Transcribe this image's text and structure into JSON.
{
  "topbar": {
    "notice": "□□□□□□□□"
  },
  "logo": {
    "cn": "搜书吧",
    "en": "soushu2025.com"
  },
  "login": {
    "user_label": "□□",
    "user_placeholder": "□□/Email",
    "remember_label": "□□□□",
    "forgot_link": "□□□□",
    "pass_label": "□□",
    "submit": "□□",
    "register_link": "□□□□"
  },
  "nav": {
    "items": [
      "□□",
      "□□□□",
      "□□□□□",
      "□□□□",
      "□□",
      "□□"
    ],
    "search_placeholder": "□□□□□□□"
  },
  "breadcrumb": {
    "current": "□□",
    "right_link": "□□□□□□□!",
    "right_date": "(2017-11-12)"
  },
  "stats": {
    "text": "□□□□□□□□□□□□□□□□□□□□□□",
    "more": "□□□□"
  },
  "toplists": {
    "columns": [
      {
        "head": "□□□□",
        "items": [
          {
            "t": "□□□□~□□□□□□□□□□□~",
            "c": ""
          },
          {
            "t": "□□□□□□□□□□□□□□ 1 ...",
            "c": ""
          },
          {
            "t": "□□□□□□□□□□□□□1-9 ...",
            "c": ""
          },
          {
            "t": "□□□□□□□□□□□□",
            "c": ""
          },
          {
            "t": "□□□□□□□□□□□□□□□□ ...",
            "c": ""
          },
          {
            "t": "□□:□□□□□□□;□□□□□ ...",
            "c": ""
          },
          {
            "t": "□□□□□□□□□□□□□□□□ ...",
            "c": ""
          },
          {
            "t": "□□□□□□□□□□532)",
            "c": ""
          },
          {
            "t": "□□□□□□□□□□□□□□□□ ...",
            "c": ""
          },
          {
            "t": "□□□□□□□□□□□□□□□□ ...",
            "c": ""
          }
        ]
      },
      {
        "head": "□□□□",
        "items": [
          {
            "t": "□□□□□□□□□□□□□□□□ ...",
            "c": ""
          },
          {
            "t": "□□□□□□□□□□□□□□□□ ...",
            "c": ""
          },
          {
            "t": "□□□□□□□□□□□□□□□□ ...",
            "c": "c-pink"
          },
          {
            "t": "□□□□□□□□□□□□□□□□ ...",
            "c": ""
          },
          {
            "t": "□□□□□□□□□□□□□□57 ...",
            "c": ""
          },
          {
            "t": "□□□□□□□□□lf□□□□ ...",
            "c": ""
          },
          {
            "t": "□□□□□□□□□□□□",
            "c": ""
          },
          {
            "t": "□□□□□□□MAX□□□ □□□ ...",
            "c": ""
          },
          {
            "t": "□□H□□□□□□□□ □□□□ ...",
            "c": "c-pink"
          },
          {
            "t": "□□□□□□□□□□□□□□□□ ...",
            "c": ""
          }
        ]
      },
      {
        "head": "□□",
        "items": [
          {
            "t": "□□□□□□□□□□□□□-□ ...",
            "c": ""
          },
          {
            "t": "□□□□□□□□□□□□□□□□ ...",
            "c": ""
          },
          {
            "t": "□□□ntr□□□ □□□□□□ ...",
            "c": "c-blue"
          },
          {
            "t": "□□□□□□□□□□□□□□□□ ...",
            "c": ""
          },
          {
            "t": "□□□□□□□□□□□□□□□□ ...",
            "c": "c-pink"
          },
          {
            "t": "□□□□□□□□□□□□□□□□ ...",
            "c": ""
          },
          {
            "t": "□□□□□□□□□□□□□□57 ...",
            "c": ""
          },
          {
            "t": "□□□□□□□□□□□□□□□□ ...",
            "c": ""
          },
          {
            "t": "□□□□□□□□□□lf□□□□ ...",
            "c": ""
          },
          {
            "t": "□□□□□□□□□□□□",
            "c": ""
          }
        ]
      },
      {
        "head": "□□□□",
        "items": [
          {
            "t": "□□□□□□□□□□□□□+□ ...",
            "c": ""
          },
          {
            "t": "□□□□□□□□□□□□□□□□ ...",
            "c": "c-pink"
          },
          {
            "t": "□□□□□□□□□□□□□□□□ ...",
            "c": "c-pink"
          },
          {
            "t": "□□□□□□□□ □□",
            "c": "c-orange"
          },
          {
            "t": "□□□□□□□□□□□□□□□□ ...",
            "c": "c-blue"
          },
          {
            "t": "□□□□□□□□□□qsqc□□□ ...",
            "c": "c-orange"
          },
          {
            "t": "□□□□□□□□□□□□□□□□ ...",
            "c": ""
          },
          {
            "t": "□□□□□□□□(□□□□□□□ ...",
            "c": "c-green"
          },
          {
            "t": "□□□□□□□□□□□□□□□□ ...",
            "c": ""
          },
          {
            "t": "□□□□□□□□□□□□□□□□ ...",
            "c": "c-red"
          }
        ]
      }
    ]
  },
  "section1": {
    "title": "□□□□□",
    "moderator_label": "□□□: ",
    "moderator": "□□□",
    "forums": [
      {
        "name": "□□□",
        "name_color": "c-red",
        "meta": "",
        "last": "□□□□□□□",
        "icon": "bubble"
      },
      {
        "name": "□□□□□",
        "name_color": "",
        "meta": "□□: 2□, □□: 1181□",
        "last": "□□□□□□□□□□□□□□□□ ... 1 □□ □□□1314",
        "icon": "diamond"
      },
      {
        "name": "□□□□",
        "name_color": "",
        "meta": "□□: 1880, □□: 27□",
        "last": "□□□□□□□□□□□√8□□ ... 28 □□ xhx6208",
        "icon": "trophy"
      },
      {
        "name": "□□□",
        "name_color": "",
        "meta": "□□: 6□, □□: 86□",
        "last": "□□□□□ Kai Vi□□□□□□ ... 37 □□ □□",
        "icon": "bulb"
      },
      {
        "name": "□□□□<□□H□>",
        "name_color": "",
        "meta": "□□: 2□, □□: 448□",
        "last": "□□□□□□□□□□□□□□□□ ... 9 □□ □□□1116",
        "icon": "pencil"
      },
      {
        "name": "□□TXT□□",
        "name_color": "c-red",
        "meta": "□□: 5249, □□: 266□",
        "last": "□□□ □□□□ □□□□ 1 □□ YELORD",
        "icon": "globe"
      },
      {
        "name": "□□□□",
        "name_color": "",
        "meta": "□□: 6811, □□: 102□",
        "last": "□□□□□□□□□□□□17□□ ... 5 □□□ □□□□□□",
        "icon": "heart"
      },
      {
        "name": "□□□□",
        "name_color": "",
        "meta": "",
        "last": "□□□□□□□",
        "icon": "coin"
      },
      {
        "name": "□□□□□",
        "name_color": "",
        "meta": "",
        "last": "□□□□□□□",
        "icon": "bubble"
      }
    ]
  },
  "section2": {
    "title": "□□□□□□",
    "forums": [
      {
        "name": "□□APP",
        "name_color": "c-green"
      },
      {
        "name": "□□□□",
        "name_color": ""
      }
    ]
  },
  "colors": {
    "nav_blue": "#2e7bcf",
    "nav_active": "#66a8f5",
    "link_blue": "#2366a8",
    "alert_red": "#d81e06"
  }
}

EXERCISE TASK: Reply with nothing but a number: how many lines of the entries above contain the string "meta"?

TASK OUTPUT: 9